* Start *
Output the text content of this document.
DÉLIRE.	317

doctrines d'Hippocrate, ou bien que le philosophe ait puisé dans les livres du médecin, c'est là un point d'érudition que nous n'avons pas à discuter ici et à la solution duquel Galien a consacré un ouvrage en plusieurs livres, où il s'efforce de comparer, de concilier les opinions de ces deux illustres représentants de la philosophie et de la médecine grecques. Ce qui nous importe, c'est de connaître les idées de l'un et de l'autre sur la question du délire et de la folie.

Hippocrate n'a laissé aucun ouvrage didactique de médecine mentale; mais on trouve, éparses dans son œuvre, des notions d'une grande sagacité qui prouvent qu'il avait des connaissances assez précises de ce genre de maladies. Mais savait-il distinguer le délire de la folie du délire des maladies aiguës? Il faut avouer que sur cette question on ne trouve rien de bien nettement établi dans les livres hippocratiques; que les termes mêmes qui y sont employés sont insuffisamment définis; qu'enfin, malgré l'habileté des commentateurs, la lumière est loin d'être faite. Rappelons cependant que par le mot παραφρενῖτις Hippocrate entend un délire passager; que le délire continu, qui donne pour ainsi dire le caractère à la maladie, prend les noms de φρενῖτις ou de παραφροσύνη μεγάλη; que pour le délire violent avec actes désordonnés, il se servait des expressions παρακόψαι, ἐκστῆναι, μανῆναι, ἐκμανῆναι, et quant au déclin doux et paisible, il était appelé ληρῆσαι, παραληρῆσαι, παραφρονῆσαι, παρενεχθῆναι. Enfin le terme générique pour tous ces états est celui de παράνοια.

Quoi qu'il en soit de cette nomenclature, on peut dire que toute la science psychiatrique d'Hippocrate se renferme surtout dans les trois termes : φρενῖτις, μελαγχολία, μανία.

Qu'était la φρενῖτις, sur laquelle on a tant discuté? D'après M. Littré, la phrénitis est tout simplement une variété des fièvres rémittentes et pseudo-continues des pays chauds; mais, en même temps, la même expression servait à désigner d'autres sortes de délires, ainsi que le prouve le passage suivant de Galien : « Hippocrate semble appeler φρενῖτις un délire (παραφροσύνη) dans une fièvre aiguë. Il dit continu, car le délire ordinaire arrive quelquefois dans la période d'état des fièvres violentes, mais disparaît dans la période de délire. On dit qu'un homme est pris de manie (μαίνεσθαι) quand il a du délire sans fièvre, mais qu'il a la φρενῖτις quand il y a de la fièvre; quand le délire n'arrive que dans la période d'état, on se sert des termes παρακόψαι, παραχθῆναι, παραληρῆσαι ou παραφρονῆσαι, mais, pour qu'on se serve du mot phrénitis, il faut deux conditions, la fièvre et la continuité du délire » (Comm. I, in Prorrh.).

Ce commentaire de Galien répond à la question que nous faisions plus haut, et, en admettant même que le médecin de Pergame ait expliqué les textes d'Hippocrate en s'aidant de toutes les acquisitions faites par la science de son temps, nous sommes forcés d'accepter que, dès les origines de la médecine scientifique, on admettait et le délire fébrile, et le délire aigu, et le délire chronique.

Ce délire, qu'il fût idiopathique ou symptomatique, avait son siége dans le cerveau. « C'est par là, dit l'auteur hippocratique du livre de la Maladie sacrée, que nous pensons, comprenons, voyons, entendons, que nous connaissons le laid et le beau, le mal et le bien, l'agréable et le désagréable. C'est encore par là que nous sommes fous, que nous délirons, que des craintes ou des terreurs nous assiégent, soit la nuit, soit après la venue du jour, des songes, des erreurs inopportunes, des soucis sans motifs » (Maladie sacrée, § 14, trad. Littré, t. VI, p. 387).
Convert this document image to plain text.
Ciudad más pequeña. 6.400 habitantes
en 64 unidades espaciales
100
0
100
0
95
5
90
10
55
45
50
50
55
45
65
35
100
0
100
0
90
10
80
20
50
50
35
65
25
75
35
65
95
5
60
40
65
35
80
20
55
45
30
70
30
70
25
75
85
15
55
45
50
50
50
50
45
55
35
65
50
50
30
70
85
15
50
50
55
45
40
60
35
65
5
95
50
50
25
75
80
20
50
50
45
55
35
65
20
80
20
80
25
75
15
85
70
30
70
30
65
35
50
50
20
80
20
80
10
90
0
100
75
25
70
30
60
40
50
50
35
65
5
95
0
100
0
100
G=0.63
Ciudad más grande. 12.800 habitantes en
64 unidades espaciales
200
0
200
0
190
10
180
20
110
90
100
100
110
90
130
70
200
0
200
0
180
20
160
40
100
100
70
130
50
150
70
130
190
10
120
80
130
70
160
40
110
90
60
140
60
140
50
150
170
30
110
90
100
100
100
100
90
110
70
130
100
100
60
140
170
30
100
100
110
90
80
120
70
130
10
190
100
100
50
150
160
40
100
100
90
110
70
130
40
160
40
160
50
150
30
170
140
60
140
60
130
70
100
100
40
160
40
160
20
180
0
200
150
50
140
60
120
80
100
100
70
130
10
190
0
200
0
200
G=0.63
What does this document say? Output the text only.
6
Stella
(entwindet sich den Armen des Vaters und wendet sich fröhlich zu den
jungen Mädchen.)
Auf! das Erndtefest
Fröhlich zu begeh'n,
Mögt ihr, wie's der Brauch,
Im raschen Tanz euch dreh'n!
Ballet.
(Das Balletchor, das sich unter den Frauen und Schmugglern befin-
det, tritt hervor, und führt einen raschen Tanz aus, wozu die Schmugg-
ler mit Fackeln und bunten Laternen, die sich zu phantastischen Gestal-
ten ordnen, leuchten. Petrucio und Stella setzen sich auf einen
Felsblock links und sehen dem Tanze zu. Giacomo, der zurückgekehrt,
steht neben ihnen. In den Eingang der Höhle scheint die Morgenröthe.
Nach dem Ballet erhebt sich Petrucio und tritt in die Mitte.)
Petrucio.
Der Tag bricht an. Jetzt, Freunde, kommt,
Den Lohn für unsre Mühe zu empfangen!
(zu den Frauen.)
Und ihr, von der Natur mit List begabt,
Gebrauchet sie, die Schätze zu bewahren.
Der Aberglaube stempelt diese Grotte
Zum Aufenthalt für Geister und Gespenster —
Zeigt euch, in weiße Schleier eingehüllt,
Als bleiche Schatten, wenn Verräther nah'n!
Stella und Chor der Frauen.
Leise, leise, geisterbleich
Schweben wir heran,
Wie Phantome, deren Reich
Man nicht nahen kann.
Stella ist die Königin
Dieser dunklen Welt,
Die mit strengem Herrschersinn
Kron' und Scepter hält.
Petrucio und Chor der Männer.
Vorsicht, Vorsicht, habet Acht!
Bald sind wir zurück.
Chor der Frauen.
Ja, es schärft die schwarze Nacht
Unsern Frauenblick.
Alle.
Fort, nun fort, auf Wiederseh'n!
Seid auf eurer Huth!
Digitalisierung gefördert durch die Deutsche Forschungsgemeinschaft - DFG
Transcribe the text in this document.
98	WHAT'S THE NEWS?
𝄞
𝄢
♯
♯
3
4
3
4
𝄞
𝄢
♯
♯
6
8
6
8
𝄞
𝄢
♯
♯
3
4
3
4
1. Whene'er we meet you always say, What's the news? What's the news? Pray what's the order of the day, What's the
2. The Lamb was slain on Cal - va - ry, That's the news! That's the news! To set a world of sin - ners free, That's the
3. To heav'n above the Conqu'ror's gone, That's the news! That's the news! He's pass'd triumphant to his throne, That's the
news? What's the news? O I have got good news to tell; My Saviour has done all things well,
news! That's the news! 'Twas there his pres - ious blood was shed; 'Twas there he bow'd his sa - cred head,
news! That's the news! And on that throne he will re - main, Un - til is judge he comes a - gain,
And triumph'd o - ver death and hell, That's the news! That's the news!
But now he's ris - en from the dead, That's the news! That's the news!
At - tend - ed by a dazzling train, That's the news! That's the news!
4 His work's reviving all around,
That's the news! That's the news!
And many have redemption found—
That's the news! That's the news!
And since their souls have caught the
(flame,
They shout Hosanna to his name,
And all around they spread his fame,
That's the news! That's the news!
* End *
## Set problem
The required output is the span of lines from the one containing "Transcribe the text in this document." to the last line, reproduced character for character.

## Response to the task
Transcribe the text in this document.
98	WHAT'S THE NEWS?
𝄞
𝄢
♯
♯
3
4
3
4
𝄞
𝄢
♯
♯
6
8
6
8
𝄞
𝄢
♯
♯
3
4
3
4
1. Whene'er we meet you always say, What's the news? What's the news? Pray what's the order of the day, What's the
2. The Lamb was slain on Cal - va - ry, That's the news! That's the news! To set a world of sin - ners free, That's the
3. To heav'n above the Conqu'ror's gone, That's the news! That's the news! He's pass'd triumphant to his throne, That's the
news? What's the news? O I have got good news to tell; My Saviour has done all things well,
news! That's the news! 'Twas there his pres - ious blood was shed; 'Twas there he bow'd his sa - cred head,
news! That's the news! And on that throne he will re - main, Un - til is judge he comes a - gain,
And triumph'd o - ver death and hell, That's the news! That's the news!
But now he's ris - en from the dead, That's the news! That's the news!
At - tend - ed by a dazzling train, That's the news! That's the news!
4 His work's reviving all around,
That's the news! That's the news!
And many have redemption found—
That's the news! That's the news!
And since their souls have caught the
(flame,
They shout Hosanna to his name,
And all around they spread his fame,
That's the news! That's the news!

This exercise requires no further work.